-- START Extracted text --

In contemporary academic discourse, the social ontology of race is a vibrant and dynamic question with implications across various traditions and subfields within the discipline of philosophy in both the analytic and continental traditions and beyond. Interdisciplinary by nature, discussion surrounding this question has reverberations in companion disciplines such as ethnic studies, political theory, philosophy of law, history, feminist theory, queer theory, gender studies, sociology, anthropology, and psychology.

Just what does it mean to be racialized as non-white in American culture today? To what extent does such a classification still carry negative connotations? How has the growing population of “mixed race” people affected how race is understood in America? How, if at all, has the election of our first black/ “mixed race” president changed the social ontology of race in America? Does this landmark event signify the onset of a “post-racial” era? How do these questions intersect with other issues of social ontology? These are the kinds of questions we hope to address in our 7th annual Philosophy Graduate Student Association conference at the University of Memphis. We invite philosophy papers on any of these topics, or any related topic. Interdisciplinary approaches are welcomed.

-- END Extracted text --
-- START Supplied data --

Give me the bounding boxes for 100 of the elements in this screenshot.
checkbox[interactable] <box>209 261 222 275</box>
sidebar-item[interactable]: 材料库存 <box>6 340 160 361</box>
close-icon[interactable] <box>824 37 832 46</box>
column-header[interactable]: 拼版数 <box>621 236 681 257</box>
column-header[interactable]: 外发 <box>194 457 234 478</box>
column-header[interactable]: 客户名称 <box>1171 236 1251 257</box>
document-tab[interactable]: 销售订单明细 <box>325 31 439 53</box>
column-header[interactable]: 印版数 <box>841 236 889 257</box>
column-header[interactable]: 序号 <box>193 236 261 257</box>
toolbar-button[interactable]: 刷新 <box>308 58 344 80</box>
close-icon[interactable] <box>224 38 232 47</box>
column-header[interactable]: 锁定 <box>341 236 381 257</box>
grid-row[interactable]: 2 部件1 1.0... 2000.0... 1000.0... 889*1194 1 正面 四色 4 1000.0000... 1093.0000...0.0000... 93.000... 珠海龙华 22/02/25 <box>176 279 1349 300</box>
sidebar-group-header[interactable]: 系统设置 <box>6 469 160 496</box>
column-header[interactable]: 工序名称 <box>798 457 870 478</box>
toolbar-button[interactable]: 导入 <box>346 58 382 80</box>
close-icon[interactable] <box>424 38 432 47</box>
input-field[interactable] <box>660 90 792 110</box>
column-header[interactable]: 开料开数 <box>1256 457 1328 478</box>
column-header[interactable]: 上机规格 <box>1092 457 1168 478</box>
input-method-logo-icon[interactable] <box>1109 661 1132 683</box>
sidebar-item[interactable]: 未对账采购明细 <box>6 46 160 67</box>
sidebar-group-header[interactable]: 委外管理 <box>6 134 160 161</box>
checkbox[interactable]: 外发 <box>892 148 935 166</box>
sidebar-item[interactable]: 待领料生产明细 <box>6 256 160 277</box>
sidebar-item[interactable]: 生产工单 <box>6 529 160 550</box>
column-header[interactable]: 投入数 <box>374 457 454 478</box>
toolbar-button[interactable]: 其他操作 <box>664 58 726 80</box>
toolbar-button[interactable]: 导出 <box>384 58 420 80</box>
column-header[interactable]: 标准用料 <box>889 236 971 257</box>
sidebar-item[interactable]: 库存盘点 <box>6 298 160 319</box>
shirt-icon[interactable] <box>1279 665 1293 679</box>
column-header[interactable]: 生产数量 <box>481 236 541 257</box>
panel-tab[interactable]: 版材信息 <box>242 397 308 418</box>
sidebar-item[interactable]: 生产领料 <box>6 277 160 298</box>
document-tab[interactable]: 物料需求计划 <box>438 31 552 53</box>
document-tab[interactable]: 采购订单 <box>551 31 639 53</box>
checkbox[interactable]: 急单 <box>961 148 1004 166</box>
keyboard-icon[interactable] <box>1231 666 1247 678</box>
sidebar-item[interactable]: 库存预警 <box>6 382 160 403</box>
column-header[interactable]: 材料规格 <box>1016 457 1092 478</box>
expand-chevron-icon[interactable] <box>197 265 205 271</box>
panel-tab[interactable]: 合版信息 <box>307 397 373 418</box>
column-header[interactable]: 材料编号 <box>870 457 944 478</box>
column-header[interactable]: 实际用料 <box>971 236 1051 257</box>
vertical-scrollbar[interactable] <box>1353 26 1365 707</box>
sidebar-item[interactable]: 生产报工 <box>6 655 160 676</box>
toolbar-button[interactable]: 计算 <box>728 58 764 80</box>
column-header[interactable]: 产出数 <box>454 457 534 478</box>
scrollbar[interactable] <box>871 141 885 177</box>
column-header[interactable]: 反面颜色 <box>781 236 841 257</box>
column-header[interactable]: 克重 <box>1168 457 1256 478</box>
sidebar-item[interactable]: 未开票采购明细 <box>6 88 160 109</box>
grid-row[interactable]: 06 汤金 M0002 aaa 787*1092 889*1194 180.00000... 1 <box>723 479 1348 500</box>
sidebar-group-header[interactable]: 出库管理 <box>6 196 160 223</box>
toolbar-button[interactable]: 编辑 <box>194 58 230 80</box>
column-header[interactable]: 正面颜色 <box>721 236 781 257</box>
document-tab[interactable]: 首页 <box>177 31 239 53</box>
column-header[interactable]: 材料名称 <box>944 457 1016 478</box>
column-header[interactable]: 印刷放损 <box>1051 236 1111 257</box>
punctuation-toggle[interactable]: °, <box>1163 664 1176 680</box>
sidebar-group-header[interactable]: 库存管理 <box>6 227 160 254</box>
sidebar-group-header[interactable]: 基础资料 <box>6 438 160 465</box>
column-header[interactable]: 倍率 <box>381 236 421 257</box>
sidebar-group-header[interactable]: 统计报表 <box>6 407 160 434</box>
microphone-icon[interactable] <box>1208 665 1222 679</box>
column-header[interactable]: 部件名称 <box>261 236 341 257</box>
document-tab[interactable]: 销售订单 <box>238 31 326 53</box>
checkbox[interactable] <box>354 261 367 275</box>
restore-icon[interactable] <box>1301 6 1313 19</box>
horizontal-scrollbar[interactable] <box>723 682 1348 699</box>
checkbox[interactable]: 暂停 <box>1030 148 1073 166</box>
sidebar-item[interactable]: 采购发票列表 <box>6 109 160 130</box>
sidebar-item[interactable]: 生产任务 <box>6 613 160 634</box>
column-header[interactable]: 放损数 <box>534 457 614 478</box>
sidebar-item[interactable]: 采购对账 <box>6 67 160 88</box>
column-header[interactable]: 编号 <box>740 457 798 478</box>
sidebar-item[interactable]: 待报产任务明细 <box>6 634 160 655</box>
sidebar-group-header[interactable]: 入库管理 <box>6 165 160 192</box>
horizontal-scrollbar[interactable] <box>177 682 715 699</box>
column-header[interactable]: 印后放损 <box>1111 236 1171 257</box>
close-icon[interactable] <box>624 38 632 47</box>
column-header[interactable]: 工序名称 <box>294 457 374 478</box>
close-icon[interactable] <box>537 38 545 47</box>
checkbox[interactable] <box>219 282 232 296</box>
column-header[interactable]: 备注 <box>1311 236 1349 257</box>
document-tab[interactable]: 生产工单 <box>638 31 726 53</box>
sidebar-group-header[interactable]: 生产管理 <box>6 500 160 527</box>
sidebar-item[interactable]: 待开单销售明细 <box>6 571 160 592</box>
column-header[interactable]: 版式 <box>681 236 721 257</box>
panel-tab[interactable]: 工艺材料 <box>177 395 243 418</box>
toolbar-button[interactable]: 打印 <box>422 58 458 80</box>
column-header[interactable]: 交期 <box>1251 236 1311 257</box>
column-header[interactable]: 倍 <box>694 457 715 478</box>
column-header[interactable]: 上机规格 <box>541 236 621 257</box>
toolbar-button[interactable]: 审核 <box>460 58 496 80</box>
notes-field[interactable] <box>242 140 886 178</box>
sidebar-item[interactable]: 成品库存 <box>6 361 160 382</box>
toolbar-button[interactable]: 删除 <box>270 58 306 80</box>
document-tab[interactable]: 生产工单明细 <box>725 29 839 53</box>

-- END Supplied data --

(Problem details):
In the text on the social ontology of race, condense the paragraph beginning "In contemporary academic discourse" into a short bulleted list that keeps its main facts. The listing has no role in this work.

(Result):
- The social ontology of race is a lively, changing question in current academic debate.
- It matters across many areas of philosophy, in both the analytic and continental traditions and beyond.
- The question is interdisciplinary by nature.
- It also affects related fields: ethnic studies, political theory, philosophy of law, history, feminist theory, queer theory, gender studies, sociology, anthropology, and psychology.